▶ EXERCISE REQUIREMENTS
Each record is to be transcribed exactly.

[Dataset items]
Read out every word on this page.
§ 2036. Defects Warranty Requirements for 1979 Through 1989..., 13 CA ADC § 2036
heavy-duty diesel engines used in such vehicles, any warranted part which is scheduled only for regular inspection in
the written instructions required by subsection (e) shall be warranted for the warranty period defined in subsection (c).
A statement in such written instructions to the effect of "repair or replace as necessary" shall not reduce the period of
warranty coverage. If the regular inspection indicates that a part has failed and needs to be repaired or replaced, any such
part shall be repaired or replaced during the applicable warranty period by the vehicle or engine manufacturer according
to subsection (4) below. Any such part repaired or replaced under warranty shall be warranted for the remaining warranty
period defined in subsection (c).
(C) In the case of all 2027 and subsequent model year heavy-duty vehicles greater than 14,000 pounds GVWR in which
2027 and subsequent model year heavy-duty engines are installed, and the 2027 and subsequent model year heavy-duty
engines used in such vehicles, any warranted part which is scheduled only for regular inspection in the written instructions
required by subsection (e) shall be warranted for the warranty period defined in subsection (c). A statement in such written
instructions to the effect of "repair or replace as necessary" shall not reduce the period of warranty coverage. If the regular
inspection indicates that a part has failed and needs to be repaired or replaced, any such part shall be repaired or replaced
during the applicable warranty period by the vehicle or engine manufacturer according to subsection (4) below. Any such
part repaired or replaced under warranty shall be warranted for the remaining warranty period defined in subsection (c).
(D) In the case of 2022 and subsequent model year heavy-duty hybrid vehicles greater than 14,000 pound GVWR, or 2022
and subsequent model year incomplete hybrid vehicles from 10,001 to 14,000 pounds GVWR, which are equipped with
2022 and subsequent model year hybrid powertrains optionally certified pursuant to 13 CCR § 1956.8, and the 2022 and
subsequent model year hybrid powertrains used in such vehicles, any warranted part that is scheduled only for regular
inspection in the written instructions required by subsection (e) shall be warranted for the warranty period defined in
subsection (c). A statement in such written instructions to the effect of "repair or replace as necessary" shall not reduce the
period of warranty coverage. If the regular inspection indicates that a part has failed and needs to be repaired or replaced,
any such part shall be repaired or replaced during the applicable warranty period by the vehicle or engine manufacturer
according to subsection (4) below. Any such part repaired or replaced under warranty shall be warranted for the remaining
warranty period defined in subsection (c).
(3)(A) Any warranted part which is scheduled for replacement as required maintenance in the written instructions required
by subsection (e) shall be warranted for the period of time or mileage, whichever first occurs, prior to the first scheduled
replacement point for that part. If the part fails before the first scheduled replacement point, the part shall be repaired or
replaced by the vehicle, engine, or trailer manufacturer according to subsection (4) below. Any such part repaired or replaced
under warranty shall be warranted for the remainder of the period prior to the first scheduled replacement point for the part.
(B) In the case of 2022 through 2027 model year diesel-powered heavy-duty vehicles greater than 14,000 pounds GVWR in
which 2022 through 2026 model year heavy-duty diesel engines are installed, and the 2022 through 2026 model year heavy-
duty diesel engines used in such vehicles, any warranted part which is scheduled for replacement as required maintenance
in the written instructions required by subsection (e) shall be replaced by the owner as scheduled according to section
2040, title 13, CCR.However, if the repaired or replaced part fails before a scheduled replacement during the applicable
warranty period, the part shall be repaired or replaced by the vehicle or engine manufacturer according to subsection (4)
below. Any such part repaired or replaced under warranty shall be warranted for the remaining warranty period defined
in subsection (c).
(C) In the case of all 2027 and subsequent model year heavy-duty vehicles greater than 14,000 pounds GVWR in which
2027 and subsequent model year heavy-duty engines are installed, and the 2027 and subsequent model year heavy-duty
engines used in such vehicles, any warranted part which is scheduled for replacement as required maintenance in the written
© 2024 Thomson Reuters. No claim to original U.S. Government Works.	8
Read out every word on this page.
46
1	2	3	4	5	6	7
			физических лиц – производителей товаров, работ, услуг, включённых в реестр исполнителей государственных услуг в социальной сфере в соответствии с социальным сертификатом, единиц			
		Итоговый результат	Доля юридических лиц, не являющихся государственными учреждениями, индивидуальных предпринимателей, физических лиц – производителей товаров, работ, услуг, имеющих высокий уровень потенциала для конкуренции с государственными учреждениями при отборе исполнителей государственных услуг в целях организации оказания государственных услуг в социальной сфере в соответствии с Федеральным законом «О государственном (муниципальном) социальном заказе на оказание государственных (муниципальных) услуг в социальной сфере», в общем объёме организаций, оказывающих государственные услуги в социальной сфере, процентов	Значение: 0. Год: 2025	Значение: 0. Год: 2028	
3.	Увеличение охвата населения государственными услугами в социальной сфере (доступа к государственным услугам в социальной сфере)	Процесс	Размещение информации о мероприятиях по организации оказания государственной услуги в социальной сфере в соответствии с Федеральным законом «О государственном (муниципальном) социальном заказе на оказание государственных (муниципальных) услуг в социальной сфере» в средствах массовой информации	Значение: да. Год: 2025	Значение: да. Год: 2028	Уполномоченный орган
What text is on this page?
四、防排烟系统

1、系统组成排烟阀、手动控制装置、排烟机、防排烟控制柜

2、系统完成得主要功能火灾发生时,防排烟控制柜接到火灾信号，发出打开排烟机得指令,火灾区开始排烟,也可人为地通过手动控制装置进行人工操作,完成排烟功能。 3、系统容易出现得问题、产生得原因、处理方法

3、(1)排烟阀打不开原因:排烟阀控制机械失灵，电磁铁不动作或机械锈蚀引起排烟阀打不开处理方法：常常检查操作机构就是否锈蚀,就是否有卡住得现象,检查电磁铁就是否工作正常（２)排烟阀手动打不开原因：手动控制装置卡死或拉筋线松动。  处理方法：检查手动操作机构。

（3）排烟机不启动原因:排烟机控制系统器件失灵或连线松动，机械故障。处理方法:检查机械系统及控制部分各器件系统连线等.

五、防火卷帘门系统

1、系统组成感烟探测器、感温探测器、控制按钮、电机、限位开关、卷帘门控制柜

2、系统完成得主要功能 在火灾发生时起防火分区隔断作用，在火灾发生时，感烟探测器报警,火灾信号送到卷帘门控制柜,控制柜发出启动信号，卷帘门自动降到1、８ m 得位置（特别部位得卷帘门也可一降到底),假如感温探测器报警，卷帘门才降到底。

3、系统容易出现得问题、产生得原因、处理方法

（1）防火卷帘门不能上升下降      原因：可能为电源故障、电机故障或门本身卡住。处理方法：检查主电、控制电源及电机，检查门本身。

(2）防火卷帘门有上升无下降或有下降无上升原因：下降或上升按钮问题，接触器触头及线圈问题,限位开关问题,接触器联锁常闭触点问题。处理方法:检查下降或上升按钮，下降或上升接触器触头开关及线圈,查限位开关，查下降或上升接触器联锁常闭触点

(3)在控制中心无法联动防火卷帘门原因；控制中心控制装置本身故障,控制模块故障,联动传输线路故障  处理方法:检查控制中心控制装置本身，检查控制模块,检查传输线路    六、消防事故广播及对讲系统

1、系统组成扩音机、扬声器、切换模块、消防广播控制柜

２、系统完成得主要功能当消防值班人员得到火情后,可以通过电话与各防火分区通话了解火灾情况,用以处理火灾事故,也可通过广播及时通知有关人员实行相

▶ TASK SOLUTION
Read out every word on this page.
§ 2036. Defects Warranty Requirements for 1979 Through 1989..., 13 CA ADC § 2036
heavy-duty diesel engines used in such vehicles, any warranted part which is scheduled only for regular inspection in
the written instructions required by subsection (e) shall be warranted for the warranty period defined in subsection (c).
A statement in such written instructions to the effect of "repair or replace as necessary" shall not reduce the period of
warranty coverage. If the regular inspection indicates that a part has failed and needs to be repaired or replaced, any such
part shall be repaired or replaced during the applicable warranty period by the vehicle or engine manufacturer according
to subsection (4) below. Any such part repaired or replaced under warranty shall be warranted for the remaining warranty
period defined in subsection (c).
(C) In the case of all 2027 and subsequent model year heavy-duty vehicles greater than 14,000 pounds GVWR in which
2027 and subsequent model year heavy-duty engines are installed, and the 2027 and subsequent model year heavy-duty
engines used in such vehicles, any warranted part which is scheduled only for regular inspection in the written instructions
required by subsection (e) shall be warranted for the warranty period defined in subsection (c). A statement in such written
instructions to the effect of "repair or replace as necessary" shall not reduce the period of warranty coverage. If the regular
inspection indicates that a part has failed and needs to be repaired or replaced, any such part shall be repaired or replaced
during the applicable warranty period by the vehicle or engine manufacturer according to subsection (4) below. Any such
part repaired or replaced under warranty shall be warranted for the remaining warranty period defined in subsection (c).
(D) In the case of 2022 and subsequent model year heavy-duty hybrid vehicles greater than 14,000 pound GVWR, or 2022
and subsequent model year incomplete hybrid vehicles from 10,001 to 14,000 pounds GVWR, which are equipped with
2022 and subsequent model year hybrid powertrains optionally certified pursuant to 13 CCR § 1956.8, and the 2022 and
subsequent model year hybrid powertrains used in such vehicles, any warranted part that is scheduled only for regular
inspection in the written instructions required by subsection (e) shall be warranted for the warranty period defined in
subsection (c). A statement in such written instructions to the effect of "repair or replace as necessary" shall not reduce the
period of warranty coverage. If the regular inspection indicates that a part has failed and needs to be repaired or replaced,
any such part shall be repaired or replaced during the applicable warranty period by the vehicle or engine manufacturer
according to subsection (4) below. Any such part repaired or replaced under warranty shall be warranted for the remaining
warranty period defined in subsection (c).
(3)(A) Any warranted part which is scheduled for replacement as required maintenance in the written instructions required
by subsection (e) shall be warranted for the period of time or mileage, whichever first occurs, prior to the first scheduled
replacement point for that part. If the part fails before the first scheduled replacement point, the part shall be repaired or
replaced by the vehicle, engine, or trailer manufacturer according to subsection (4) below. Any such part repaired or replaced
under warranty shall be warranted for the remainder of the period prior to the first scheduled replacement point for the part.
(B) In the case of 2022 through 2027 model year diesel-powered heavy-duty vehicles greater than 14,000 pounds GVWR in
which 2022 through 2026 model year heavy-duty diesel engines are installed, and the 2022 through 2026 model year heavy-
duty diesel engines used in such vehicles, any warranted part which is scheduled for replacement as required maintenance
in the written instructions required by subsection (e) shall be replaced by the owner as scheduled according to section
2040, title 13, CCR.However, if the repaired or replaced part fails before a scheduled replacement during the applicable
warranty period, the part shall be repaired or replaced by the vehicle or engine manufacturer according to subsection (4)
below. Any such part repaired or replaced under warranty shall be warranted for the remaining warranty period defined
in subsection (c).
(C) In the case of all 2027 and subsequent model year heavy-duty vehicles greater than 14,000 pounds GVWR in which
2027 and subsequent model year heavy-duty engines are installed, and the 2027 and subsequent model year heavy-duty
engines used in such vehicles, any warranted part which is scheduled for replacement as required maintenance in the written
© 2024 Thomson Reuters. No claim to original U.S. Government Works.	8
Read out every word on this page.
46
1	2	3	4	5	6	7
			физических лиц – производителей товаров, работ, услуг, включённых в реестр исполнителей государственных услуг в социальной сфере в соответствии с социальным сертификатом, единиц			
		Итоговый результат	Доля юридических лиц, не являющихся государственными учреждениями, индивидуальных предпринимателей, физических лиц – производителей товаров, работ, услуг, имеющих высокий уровень потенциала для конкуренции с государственными учреждениями при отборе исполнителей государственных услуг в целях организации оказания государственных услуг в социальной сфере в соответствии с Федеральным законом «О государственном (муниципальном) социальном заказе на оказание государственных (муниципальных) услуг в социальной сфере», в общем объёме организаций, оказывающих государственные услуги в социальной сфере, процентов	Значение: 0. Год: 2025	Значение: 0. Год: 2028	
3.	Увеличение охвата населения государственными услугами в социальной сфере (доступа к государственным услугам в социальной сфере)	Процесс	Размещение информации о мероприятиях по организации оказания государственной услуги в социальной сфере в соответствии с Федеральным законом «О государственном (муниципальном) социальном заказе на оказание государственных (муниципальных) услуг в социальной сфере» в средствах массовой информации	Значение: да. Год: 2025	Значение: да. Год: 2028	Уполномоченный орган
What text is on this page?
四、防排烟系统

1、系统组成排烟阀、手动控制装置、排烟机、防排烟控制柜

2、系统完成得主要功能火灾发生时,防排烟控制柜接到火灾信号，发出打开排烟机得指令,火灾区开始排烟,也可人为地通过手动控制装置进行人工操作,完成排烟功能。 3、系统容易出现得问题、产生得原因、处理方法

3、(1)排烟阀打不开原因:排烟阀控制机械失灵，电磁铁不动作或机械锈蚀引起排烟阀打不开处理方法：常常检查操作机构就是否锈蚀,就是否有卡住得现象,检查电磁铁就是否工作正常（２)排烟阀手动打不开原因：手动控制装置卡死或拉筋线松动。  处理方法：检查手动操作机构。

（3）排烟机不启动原因:排烟机控制系统器件失灵或连线松动，机械故障。处理方法:检查机械系统及控制部分各器件系统连线等.

五、防火卷帘门系统

1、系统组成感烟探测器、感温探测器、控制按钮、电机、限位开关、卷帘门控制柜

2、系统完成得主要功能 在火灾发生时起防火分区隔断作用，在火灾发生时，感烟探测器报警,火灾信号送到卷帘门控制柜,控制柜发出启动信号，卷帘门自动降到1、８ m 得位置（特别部位得卷帘门也可一降到底),假如感温探测器报警，卷帘门才降到底。

3、系统容易出现得问题、产生得原因、处理方法

（1）防火卷帘门不能上升下降      原因：可能为电源故障、电机故障或门本身卡住。处理方法：检查主电、控制电源及电机，检查门本身。

(2）防火卷帘门有上升无下降或有下降无上升原因：下降或上升按钮问题，接触器触头及线圈问题,限位开关问题,接触器联锁常闭触点问题。处理方法:检查下降或上升按钮，下降或上升接触器触头开关及线圈,查限位开关，查下降或上升接触器联锁常闭触点

(3)在控制中心无法联动防火卷帘门原因；控制中心控制装置本身故障,控制模块故障,联动传输线路故障  处理方法:检查控制中心控制装置本身，检查控制模块,检查传输线路    六、消防事故广播及对讲系统

1、系统组成扩音机、扬声器、切换模块、消防广播控制柜

２、系统完成得主要功能当消防值班人员得到火情后,可以通过电话与各防火分区通话了解火灾情况,用以处理火灾事故,也可通过广播及时通知有关人员实行相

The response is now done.